» REQUIRED TASK: In the records that follow, locate every line with "color" and extract it.

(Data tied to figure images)
##############################

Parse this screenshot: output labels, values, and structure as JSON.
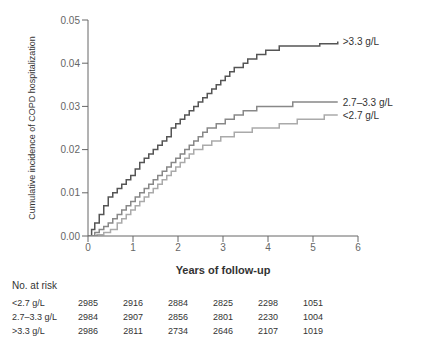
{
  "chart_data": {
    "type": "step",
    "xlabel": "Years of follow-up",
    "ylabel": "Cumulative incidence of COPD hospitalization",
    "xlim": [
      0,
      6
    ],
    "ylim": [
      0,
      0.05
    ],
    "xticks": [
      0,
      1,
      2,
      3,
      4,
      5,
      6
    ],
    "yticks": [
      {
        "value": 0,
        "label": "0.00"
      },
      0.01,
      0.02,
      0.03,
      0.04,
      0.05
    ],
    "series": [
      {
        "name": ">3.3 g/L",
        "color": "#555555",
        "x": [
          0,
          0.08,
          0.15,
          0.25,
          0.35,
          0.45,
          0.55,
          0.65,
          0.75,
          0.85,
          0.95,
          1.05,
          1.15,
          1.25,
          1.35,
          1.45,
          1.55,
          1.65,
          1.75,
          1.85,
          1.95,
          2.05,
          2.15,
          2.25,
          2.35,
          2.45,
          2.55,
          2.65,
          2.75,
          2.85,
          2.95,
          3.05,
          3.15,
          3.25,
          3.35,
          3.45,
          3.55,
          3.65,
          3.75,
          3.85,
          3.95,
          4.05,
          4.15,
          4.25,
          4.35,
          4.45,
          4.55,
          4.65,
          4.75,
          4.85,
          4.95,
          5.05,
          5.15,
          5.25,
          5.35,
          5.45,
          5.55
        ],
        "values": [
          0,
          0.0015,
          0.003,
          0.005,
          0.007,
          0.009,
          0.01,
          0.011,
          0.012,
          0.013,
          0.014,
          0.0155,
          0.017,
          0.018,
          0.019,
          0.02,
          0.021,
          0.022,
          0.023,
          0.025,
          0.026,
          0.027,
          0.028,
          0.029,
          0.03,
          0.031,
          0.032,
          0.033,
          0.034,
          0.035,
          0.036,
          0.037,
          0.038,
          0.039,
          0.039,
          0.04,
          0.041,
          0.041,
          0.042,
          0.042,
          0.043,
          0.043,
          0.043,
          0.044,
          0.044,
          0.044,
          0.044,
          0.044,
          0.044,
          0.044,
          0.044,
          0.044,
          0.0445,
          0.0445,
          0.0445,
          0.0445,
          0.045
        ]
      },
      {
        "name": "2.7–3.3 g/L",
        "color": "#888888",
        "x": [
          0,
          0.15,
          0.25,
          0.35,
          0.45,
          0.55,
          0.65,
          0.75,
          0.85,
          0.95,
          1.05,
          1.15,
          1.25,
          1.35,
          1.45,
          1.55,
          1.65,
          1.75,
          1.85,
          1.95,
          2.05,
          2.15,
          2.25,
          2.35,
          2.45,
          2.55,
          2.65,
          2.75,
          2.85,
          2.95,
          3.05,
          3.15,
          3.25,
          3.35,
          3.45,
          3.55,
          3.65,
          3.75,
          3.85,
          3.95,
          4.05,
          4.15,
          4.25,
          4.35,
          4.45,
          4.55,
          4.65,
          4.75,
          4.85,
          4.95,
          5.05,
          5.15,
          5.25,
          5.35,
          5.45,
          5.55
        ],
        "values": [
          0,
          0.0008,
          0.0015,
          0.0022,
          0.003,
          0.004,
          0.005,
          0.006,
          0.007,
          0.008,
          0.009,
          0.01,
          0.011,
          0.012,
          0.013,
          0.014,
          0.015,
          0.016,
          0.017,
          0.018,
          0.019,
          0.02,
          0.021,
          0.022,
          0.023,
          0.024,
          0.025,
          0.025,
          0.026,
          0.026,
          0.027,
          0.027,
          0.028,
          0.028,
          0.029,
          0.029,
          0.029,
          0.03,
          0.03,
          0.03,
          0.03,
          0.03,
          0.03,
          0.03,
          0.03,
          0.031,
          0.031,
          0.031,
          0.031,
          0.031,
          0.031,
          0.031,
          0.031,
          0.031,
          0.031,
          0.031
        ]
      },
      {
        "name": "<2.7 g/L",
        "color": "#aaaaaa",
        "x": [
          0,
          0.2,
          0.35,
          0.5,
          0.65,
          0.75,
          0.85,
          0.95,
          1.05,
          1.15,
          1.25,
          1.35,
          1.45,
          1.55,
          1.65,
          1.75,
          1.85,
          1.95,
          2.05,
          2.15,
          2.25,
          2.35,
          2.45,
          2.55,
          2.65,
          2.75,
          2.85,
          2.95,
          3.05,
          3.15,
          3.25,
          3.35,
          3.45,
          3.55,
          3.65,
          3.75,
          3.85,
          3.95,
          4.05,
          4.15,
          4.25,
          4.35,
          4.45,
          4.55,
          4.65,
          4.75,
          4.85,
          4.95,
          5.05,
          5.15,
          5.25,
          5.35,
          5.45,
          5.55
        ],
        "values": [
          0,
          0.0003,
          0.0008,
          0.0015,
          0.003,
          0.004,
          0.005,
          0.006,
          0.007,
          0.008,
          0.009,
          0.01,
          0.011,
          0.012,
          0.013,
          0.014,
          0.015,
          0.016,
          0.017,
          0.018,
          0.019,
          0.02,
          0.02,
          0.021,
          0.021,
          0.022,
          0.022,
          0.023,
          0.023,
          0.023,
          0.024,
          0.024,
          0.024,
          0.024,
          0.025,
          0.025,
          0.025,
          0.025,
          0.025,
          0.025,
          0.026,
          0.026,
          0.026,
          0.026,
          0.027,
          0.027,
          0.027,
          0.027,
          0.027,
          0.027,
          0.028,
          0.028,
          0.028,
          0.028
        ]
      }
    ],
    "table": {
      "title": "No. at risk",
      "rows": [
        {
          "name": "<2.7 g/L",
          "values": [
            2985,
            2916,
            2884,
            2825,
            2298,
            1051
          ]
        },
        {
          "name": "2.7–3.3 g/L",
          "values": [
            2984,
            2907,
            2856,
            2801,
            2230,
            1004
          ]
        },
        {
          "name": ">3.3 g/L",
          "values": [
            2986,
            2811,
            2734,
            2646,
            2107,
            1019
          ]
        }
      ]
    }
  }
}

##############################

» EXERCISE OUTPUT:
        "color": "#555555",
        "color": "#888888",
        "color": "#aaaaaa",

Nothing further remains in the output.